The Center for Human Capital, Innovation and Technology has embarked on a
multi-year project to identify the skills and competencies of successful
innovator firms. Over the last two years, Center researchers have mined case
studies, examining innovation research and theory in the development of a
comprehensive organizational innovation capability assessment instrument.
The instrument divides the process of innovation into three phases:
innovation initiation, innovation realization and production, and innovation
diffusion. At each stage, the tool is designed to measure specific factors
that indicate a firm’s ability to produce the end products associated with
the stage. For example, innovation initiation deals with an organization’s
recognition of the need for innovation. This recognition may be driven by
external factors such as increased competition or customer requests.
However, it may also be driven by internal factors such as the insights of
organizational members. Our tool measures how the firm becomes aware of
markets, generates creative ideas and creates an innovation agenda or a map
for organizational innovation.

RECORDS:
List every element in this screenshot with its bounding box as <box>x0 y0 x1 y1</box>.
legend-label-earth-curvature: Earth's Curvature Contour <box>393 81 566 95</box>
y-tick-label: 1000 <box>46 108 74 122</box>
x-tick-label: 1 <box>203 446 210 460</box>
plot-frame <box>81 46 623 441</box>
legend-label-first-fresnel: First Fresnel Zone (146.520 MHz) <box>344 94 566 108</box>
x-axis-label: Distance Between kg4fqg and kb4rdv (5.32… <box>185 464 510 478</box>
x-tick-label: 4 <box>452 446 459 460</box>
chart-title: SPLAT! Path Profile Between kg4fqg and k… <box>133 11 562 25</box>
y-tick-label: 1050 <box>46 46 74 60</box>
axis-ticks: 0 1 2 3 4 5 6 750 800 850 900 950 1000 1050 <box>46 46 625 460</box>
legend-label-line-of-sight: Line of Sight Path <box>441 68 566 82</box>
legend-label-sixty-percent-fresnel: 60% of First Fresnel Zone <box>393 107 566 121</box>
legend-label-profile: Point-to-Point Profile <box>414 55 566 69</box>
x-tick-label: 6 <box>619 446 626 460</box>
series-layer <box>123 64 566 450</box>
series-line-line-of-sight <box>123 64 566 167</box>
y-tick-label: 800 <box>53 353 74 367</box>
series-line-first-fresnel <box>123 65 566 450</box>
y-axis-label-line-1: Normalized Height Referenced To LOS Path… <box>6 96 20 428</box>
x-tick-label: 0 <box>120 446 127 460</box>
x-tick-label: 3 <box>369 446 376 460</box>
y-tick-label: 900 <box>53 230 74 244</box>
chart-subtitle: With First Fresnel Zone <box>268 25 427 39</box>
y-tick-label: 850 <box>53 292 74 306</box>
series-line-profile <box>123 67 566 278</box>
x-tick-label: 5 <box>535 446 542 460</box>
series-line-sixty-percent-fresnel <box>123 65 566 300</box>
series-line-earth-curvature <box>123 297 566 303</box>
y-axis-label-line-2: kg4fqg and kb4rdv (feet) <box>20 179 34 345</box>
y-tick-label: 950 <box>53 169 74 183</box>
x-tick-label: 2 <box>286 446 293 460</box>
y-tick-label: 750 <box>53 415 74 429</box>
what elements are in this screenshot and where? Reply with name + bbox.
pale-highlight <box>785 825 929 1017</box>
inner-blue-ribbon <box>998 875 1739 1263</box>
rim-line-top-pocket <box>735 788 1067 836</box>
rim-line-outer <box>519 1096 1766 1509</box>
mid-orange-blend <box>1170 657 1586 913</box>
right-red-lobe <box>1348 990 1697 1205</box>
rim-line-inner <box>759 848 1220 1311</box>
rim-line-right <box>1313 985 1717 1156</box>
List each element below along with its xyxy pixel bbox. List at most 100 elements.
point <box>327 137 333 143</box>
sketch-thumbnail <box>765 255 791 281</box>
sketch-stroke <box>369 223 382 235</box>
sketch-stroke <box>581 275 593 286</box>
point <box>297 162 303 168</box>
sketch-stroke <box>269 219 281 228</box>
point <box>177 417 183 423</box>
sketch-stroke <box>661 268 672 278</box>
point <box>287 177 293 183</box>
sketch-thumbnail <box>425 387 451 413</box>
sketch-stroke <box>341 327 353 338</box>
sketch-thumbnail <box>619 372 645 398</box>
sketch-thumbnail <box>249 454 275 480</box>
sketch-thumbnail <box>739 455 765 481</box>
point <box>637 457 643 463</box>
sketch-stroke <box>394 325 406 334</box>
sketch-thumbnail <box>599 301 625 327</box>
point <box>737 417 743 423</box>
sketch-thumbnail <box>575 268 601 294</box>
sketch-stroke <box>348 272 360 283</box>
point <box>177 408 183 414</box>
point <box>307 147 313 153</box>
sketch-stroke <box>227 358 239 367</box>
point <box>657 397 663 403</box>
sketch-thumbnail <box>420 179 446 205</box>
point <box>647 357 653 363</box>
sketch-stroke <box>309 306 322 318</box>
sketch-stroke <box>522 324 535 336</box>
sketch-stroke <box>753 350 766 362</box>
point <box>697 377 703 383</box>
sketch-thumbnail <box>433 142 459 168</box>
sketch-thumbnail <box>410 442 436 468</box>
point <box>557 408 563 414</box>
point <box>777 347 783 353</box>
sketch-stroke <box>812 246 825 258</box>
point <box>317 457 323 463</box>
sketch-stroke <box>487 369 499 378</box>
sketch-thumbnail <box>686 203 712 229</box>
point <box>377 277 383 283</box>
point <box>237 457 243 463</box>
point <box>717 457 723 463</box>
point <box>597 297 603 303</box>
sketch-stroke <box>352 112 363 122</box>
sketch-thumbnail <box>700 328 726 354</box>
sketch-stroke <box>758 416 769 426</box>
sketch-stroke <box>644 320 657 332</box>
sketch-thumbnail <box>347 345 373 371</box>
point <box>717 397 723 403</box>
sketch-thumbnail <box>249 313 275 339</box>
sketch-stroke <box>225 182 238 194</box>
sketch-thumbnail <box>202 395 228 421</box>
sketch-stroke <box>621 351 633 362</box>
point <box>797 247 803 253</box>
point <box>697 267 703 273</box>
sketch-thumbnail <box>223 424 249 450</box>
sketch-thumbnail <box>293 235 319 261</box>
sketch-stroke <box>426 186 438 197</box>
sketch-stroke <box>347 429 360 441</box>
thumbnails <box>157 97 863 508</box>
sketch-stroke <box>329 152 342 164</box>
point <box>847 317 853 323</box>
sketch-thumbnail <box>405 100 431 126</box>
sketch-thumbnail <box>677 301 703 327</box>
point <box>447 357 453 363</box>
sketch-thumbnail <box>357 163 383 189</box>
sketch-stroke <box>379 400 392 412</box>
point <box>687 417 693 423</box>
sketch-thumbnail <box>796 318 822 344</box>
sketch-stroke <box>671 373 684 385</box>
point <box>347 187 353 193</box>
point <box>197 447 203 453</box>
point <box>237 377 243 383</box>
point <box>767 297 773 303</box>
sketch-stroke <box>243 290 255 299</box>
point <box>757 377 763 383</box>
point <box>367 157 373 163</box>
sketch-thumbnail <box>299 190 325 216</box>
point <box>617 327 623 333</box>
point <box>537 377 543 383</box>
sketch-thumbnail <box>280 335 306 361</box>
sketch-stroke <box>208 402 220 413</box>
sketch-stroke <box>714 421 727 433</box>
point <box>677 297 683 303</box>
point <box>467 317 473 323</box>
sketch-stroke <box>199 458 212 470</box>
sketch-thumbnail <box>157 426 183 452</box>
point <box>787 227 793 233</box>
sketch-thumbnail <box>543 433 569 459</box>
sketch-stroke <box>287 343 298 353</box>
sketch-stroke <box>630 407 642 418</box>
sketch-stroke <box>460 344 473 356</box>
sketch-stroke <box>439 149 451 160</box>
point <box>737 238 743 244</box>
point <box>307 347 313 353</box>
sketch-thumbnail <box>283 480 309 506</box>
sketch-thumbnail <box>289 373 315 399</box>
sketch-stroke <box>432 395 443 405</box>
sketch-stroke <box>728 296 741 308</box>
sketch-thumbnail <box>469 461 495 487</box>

AIM OF THE TASK: Repeat the passage on innovation capability word for word, everything from "The instrument divides" down to "for organizational innovation.". The listing plays no part here.

SOLVED EXERCISE:
The instrument divides the process of innovation into three phases:
innovation initiation, innovation realization and production, and innovation
diffusion. At each stage, the tool is designed to measure specific factors
that indicate a firm’s ability to produce the end products associated with
the stage. For example, innovation initiation deals with an organization’s
recognition of the need for innovation. This recognition may be driven by
external factors such as increased competition or customer requests.
However, it may also be driven by internal factors such as the insights of
organizational members. Our tool measures how the firm becomes aware of
markets, generates creative ideas and creates an innovation agenda or a map
for organizational innovation.